* [SHORT PROBLEM] From the records below, give the number of lines that contain the string "wilden", without any other text.

---- INPUT RECORDS

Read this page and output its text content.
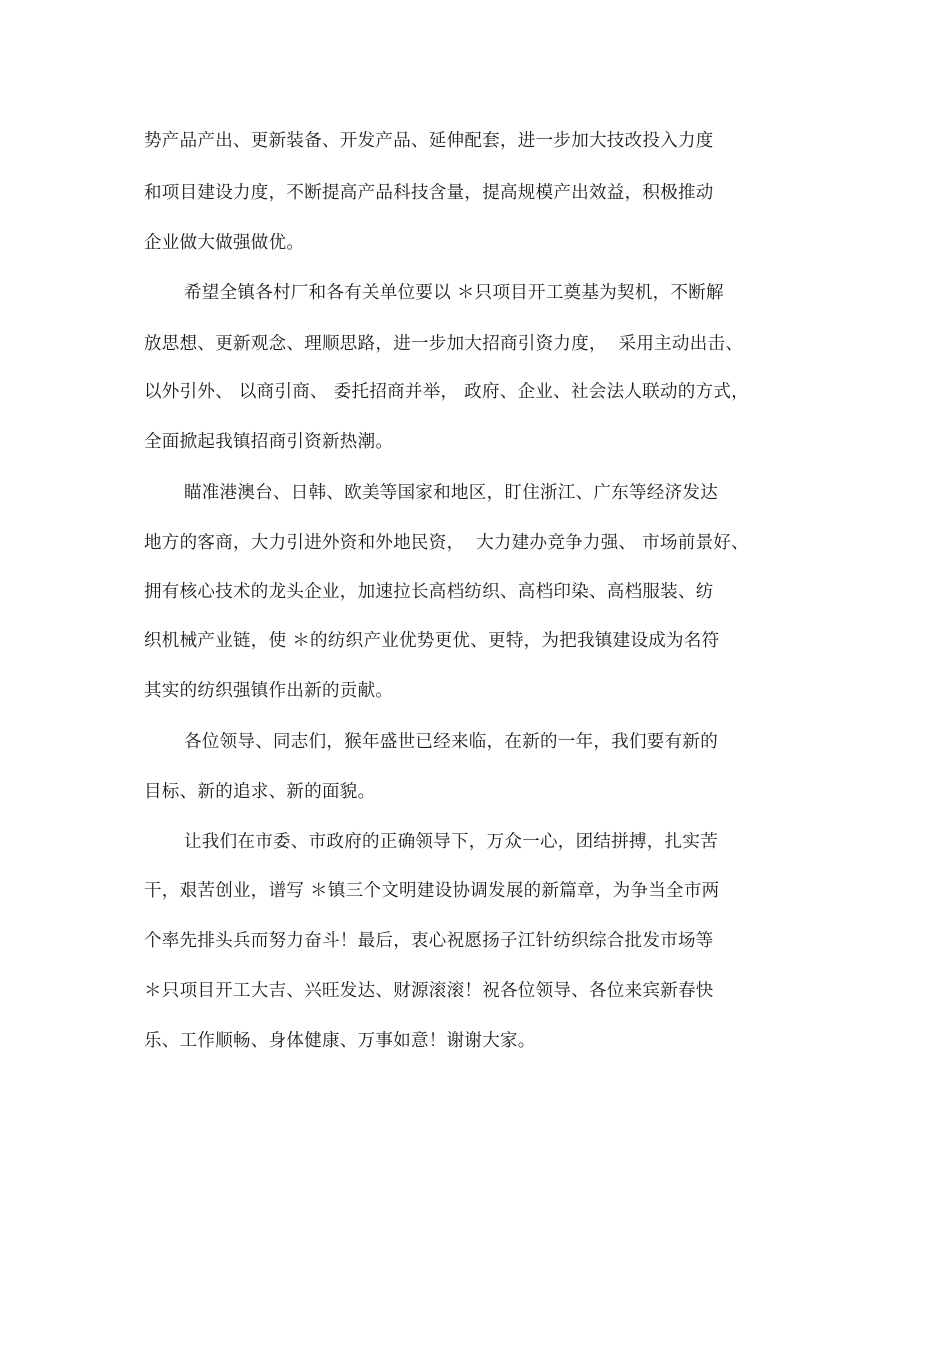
势产品产出、更新装备、开发产品、延伸配套，进一步加大技改投入力度
和项目建设力度，不断提高产品科技含量，提高规模产出效益，积极推动
企业做大做强做优。
希望全镇各村厂和各有关单位要以 ＊只项目开工奠基为契机，不断解
放思想、更新观念、理顺思路，进一步加大招商引资力度，  采用主动出击、
以外引外、 以商引商、 委托招商并举， 政府、企业、社会法人联动的方式，
全面掀起我镇招商引资新热潮。
瞄准港澳台、日韩、欧美等国家和地区，盯住浙江、广东等经济发达
地方的客商，大力引进外资和外地民资，  大力建办竞争力强、 市场前景好、
拥有核心技术的龙头企业，加速拉长高档纺织、高档印染、高档服装、纺
织机械产业链，使 ＊的纺织产业优势更优、更特，为把我镇建设成为名符
其实的纺织强镇作出新的贡献。
各位领导、同志们，猴年盛世已经来临，在新的一年，我们要有新的
目标、新的追求、新的面貌。
让我们在市委、市政府的正确领导下，万众一心，团结拼搏，扎实苦
干，艰苦创业，谱写 ＊镇三个文明建设协调发展的新篇章，为争当全市两
个率先排头兵而努力奋斗！最后，衷心祝愿扬子江针纺织综合批发市场等
＊只项目开工大吉、兴旺发达、财源滚滚！祝各位领导、各位来宾新春快
乐、工作顺畅、身体健康、万事如意！谢谢大家。
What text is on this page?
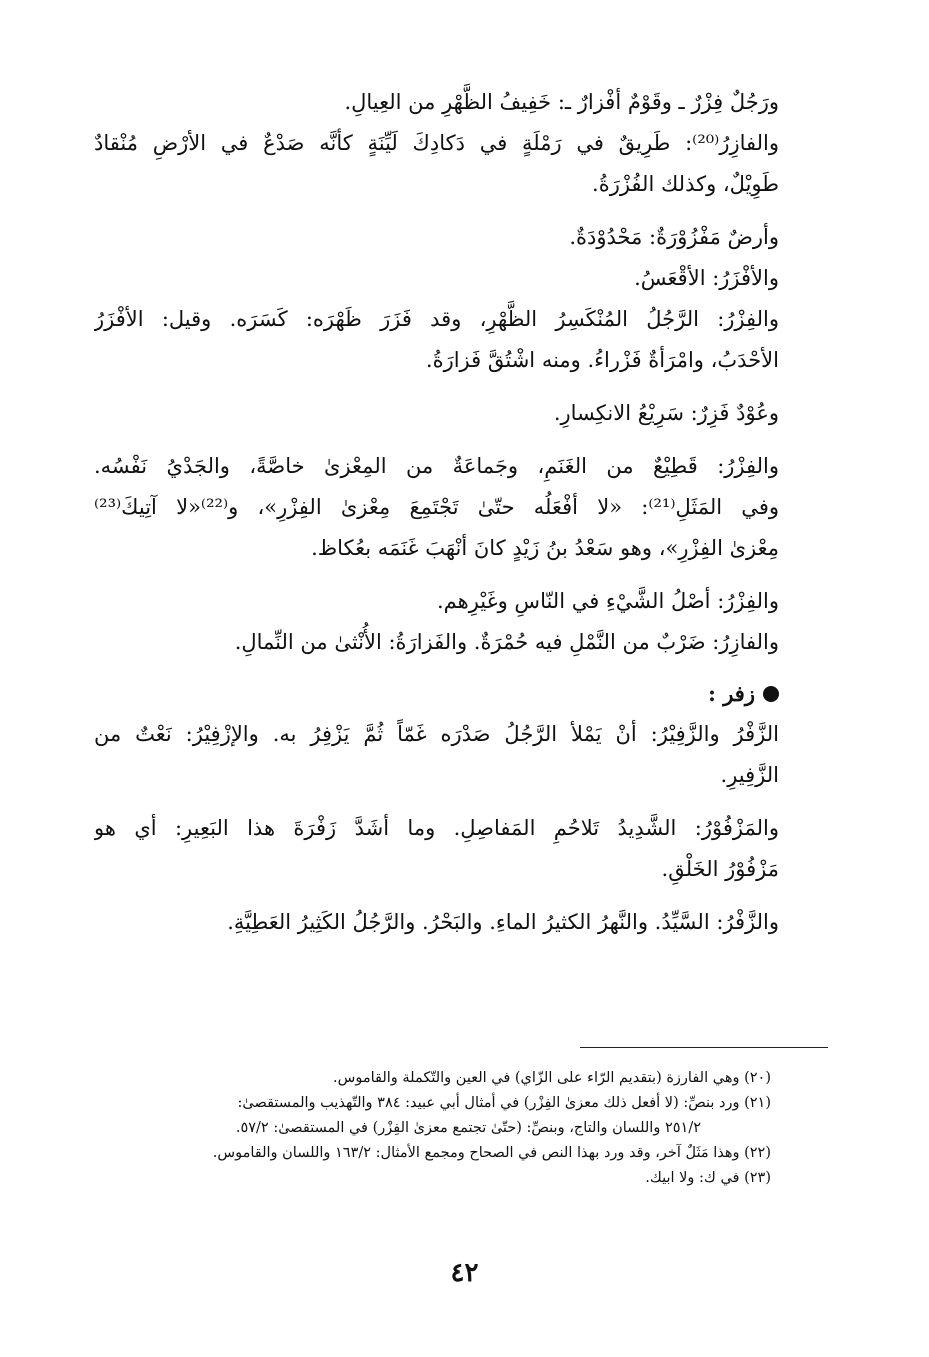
ورَجُلٌ فِزْرٌ ـ وقَوْمٌ أفْزارٌ ـ: خَفِيفُ الظَّهْرِ من العِيالِ.
والفازِرُ⁽²⁰⁾: طَرِيقٌ في رَمْلَةٍ في دَكادِكَ لَيِّنَةٍ كأنَّه صَدْعٌ في الأرْضِ مُنْقادٌ
طَوِيْلٌ، وكذلك الفُزْرَةُ.
وأرضٌ مَفْزُوْرَةٌ: مَحْدُوْدَةٌ.
والأفْزَرُ: الأقْعَسُ.
والفِزْرُ: الرَّجُلُ المُنْكَسِرُ الظَّهْرِ، وقد فَزَرَ ظَهْرَه: كَسَرَه. وقيل: الأفْزَرُ
الأحْدَبُ، وامْرَأةٌ فَزْراءُ. ومنه اشْتُقَّ فَزارَةُ.
وعُوْدٌ فَزِرٌ: سَرِيْعُ الانكِسارِ.
والفِزْرُ: قَطِيْعٌ من الغَنَمِ، وجَماعَةٌ من المِعْزىٰ خاصَّةً، والجَدْيُ نَفْسُه.
وفي المَثَلِ⁽²¹⁾: «لا أفْعَلُه حتّىٰ تَجْتَمِعَ مِعْزىٰ الفِزْرِ»، و⁽²²⁾«لا آتِيكَ⁽²³⁾
مِعْزىٰ الفِزْرِ»، وهو سَعْدُ بنُ زَيْدٍ كانَ أنْهَبَ غَنَمَه بعُكاظ.
والفِزْرُ: أصْلُ الشَّيْءِ في النّاسِ وغَيْرِهم.
والفازِرُ: ضَرْبٌ من النَّمْلِ فيه حُمْرَةٌ. والفَزارَةُ: الأُنْثىٰ من النِّمالِ.
زفر :
الزَّفْرُ والزَّفِيْرُ: أنْ يَمْلأ الرَّجُلُ صَدْرَه غَمّاً ثُمَّ يَزْفِرُ به. والإزْفِيْرُ: نَعْتٌ من
الزَّفِيرِ.
والمَزْفُوْرُ: الشَّدِيدُ تَلاحُمِ المَفاصِلِ. وما أشَدَّ زَفْرَةَ هذا البَعِيرِ: أي هو
مَزْفُوْرُ الخَلْقِ.
والزَّفْرُ: السَّيِّدُ. والنَّهرُ الكثيرُ الماءِ. والبَحْرُ. والرَّجُلُ الكَثِيرُ العَطِيَّةِ.
(٢٠) وهي الفارزة (بتقديم الرّاء على الزّاي) في العين والتّكملة والقاموس.
(٢١) ورد بنصِّ: (لا أفعل ذلك معزىٰ الفِزْر) في أمثال أبي عبيد: ٣٨٤ والتّهذيب والمستقصىٰ:
٢٥١/٢ واللسان والتاج، وبنصِّ: (حتّىٰ تجتمع معزىٰ الفِزْر) في المستقصىٰ: ٥٧/٢.
(٢٢) وهذا مَثَلٌ آخر، وقد ورد بهذا النص في الصحاح ومجمع الأمثال: ١٦٣/٢ واللسان والقاموس.
(٢٣) في ك: ولا ابيك.
٤٢
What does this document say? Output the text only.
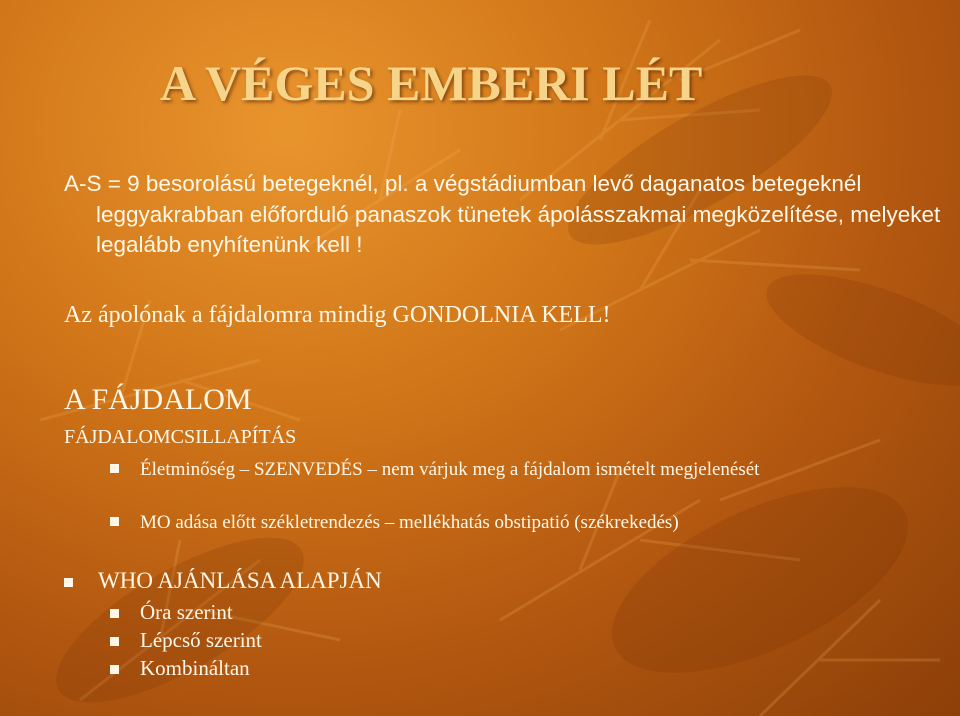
A VÉGES EMBERI LÉT

A-S = 9 besorolású betegeknél, pl. a végstádiumban levő daganatos betegeknél leggyakrabban előforduló panaszok tünetek ápolásszakmai megközelítése, melyeket legalább enyhítenünk kell !

Az ápolónak a fájdalomra mindig GONDOLNIA KELL!

A FÁJDALOM

FÁJDALOMCSILLAPÍTÁS

Életminőség – SZENVEDÉS – nem várjuk meg a fájdalom ismételt megjelenését

MO adása előtt székletrendezés – mellékhatás obstipatió (székrekedés)

WHO AJÁNLÁSA ALAPJÁN

Óra szerint

Lépcső szerint

Kombináltan
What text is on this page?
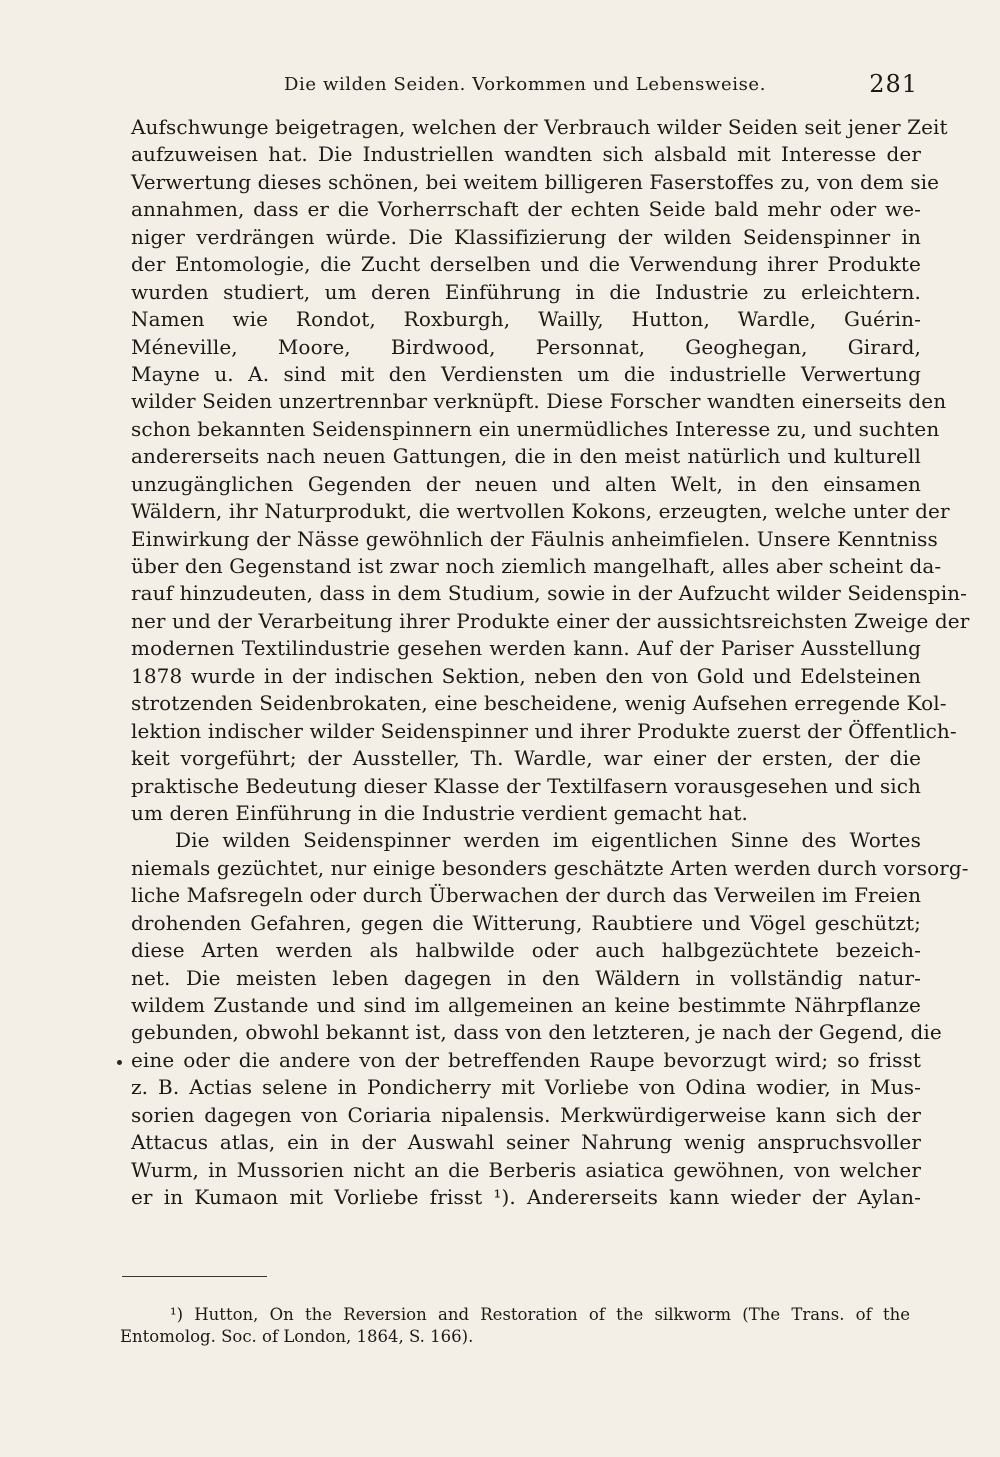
Die wilden Seiden. Vorkommen und Lebensweise.	281
Aufschwunge beigetragen, welchen der Verbrauch wilder Seiden seit jener Zeit
aufzuweisen hat. Die Industriellen wandten sich alsbald mit Interesse der
Verwertung dieses schönen, bei weitem billigeren Faserstoffes zu, von dem sie
annahmen, dass er die Vorherrschaft der echten Seide bald mehr oder we-
niger verdrängen würde. Die Klassifizierung der wilden Seidenspinner in
der Entomologie, die Zucht derselben und die Verwendung ihrer Produkte
wurden studiert, um deren Einführung in die Industrie zu erleichtern.
Namen wie Rondot, Roxburgh, Wailly, Hutton, Wardle, Guérin-
Méneville, Moore, Birdwood, Personnat, Geoghegan, Girard,
Mayne u. A. sind mit den Verdiensten um die industrielle Verwertung
wilder Seiden unzertrennbar verknüpft. Diese Forscher wandten einerseits den
schon bekannten Seidenspinnern ein unermüdliches Interesse zu, und suchten
andererseits nach neuen Gattungen, die in den meist natürlich und kulturell
unzugänglichen Gegenden der neuen und alten Welt, in den einsamen
Wäldern, ihr Naturprodukt, die wertvollen Kokons, erzeugten, welche unter der
Einwirkung der Nässe gewöhnlich der Fäulnis anheimfielen. Unsere Kenntniss
über den Gegenstand ist zwar noch ziemlich mangelhaft, alles aber scheint da-
rauf hinzudeuten, dass in dem Studium, sowie in der Aufzucht wilder Seidenspin-
ner und der Verarbeitung ihrer Produkte einer der aussichtsreichsten Zweige der
modernen Textilindustrie gesehen werden kann. Auf der Pariser Ausstellung
1878 wurde in der indischen Sektion, neben den von Gold und Edelsteinen
strotzenden Seidenbrokaten, eine bescheidene, wenig Aufsehen erregende Kol-
lektion indischer wilder Seidenspinner und ihrer Produkte zuerst der Öffentlich-
keit vorgeführt; der Aussteller, Th. Wardle, war einer der ersten, der die
praktische Bedeutung dieser Klasse der Textilfasern vorausgesehen und sich
um deren Einführung in die Industrie verdient gemacht hat.
Die wilden Seidenspinner werden im eigentlichen Sinne des Wortes
niemals gezüchtet, nur einige besonders geschätzte Arten werden durch vorsorg-
liche Mafsregeln oder durch Überwachen der durch das Verweilen im Freien
drohenden Gefahren, gegen die Witterung, Raubtiere und Vögel geschützt;
diese Arten werden als halbwilde oder auch halbgezüchtete bezeich-
net. Die meisten leben dagegen in den Wäldern in vollständig natur-
wildem Zustande und sind im allgemeinen an keine bestimmte Nährpflanze
gebunden, obwohl bekannt ist, dass von den letzteren, je nach der Gegend, die
eine oder die andere von der betreffenden Raupe bevorzugt wird; so frisst
z. B. Actias selene in Pondicherry mit Vorliebe von Odina wodier, in Mus-
sorien dagegen von Coriaria nipalensis. Merkwürdigerweise kann sich der
Attacus atlas, ein in der Auswahl seiner Nahrung wenig anspruchsvoller
Wurm, in Mussorien nicht an die Berberis asiatica gewöhnen, von welcher
er in Kumaon mit Vorliebe frisst ¹). Andererseits kann wieder der Aylan-
¹) Hutton, On the Reversion and Restoration of the silkworm (The Trans. of the
Entomolog. Soc. of London, 1864, S. 166).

--------

* [TASK SOLUTION] 3